Problem requirements.
Present each line of the entries below that holds the word "heading".

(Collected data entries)

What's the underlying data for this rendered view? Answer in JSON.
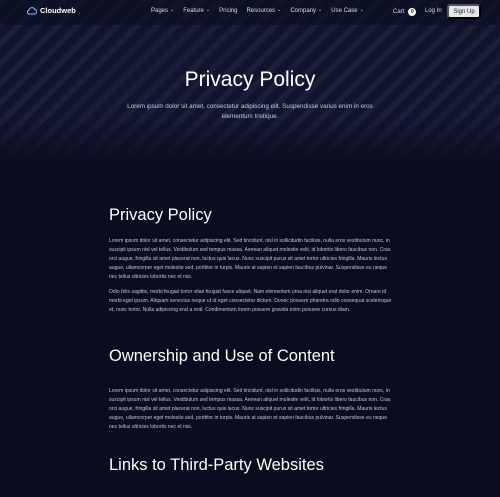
{
  "brand": {
    "name": "Cloudweb"
  },
  "nav": {
    "items": [
      {
        "label": "Pages",
        "has_dropdown": true
      },
      {
        "label": "Feature",
        "has_dropdown": true
      },
      {
        "label": "Pricing",
        "has_dropdown": false
      },
      {
        "label": "Resources",
        "has_dropdown": true
      },
      {
        "label": "Company",
        "has_dropdown": true
      },
      {
        "label": "Use Case",
        "has_dropdown": true
      }
    ],
    "cart_label": "Cart",
    "cart_count": "0",
    "login_label": "Log In",
    "signup_label": "Sign Up"
  },
  "hero": {
    "title": "Privacy Policy",
    "subtitle": "Lorem ipsum dolor sit amet, consectetur adipiscing elit. Suspendisse varius enim in eros elementum tristique."
  },
  "sections": [
    {
      "heading": "Privacy Policy",
      "paragraphs": [
        "Lorem ipsum dolor sit amet, consectetur adipiscing elit. Sed tincidunt, nisl in sollicitudin facilisis, nulla eros vestibulum nunc, in suscipit ipsum nisl vel tellus. Vestibulum sed tempus massa. Aenean aliquet molestie velit, id lobortis libero faucibus non. Cras orci augue, fringilla sit amet placerat non, luctus quis lacus. Nunc suscipit purus sit amet tortor ultricies fringilla. Mauris lectus augue, ullamcorper eget molestie sed, porttitor in turpis. Mauris at sapien et sapien faucibus pulvinar. Suspendisse eu neque nec tellus ultricies lobortis nec et nisi.",
        "Odio felis sagittis, morbi feugiat tortor vitae feugiat fusce aliquet. Nam elementum urna nisi aliquet erat dolor enim. Ornare id morbi eget ipsum. Aliquam senectus neque ut id eget consectetur dictum. Donec posuere pharetra odio consequat scelerisque et, nunc tortor. Nulla adipiscing erat a erat. Condimentum lorem posuere gravida enim posuere cursus diam."
      ]
    },
    {
      "heading": "Ownership and Use of Content",
      "paragraphs": [
        "Lorem ipsum dolor sit amet, consectetur adipiscing elit. Sed tincidunt, nisl in sollicitudin facilisis, nulla eros vestibulum nunc, in suscipit ipsum nisl vel tellus. Vestibulum sed tempus massa. Aenean aliquet molestie velit, id lobortis libero faucibus non. Cras orci augue, fringilla sit amet placerat non, luctus quis lacus. Nunc suscipit purus sit amet tortor ultricies fringilla. Mauris lectus augue, ullamcorper eget molestie sed, porttitor in turpis. Mauris at sapien et sapien faucibus pulvinar. Suspendisse eu neque nec tellus ultricies lobortis nec et nisi."
      ]
    },
    {
      "heading": "Links to Third-Party Websites",
      "paragraphs": []
    }
  ],
  "colors": {
    "background": "#0a0c1f",
    "hero_background": "#11142e",
    "body_text": "#c3c6d6",
    "signup_button": "#e5e6ea"
  }
}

Response to this task.
      "heading": "Privacy Policy",
      "heading": "Ownership and Use of Content",
      "heading": "Links to Third-Party Websites",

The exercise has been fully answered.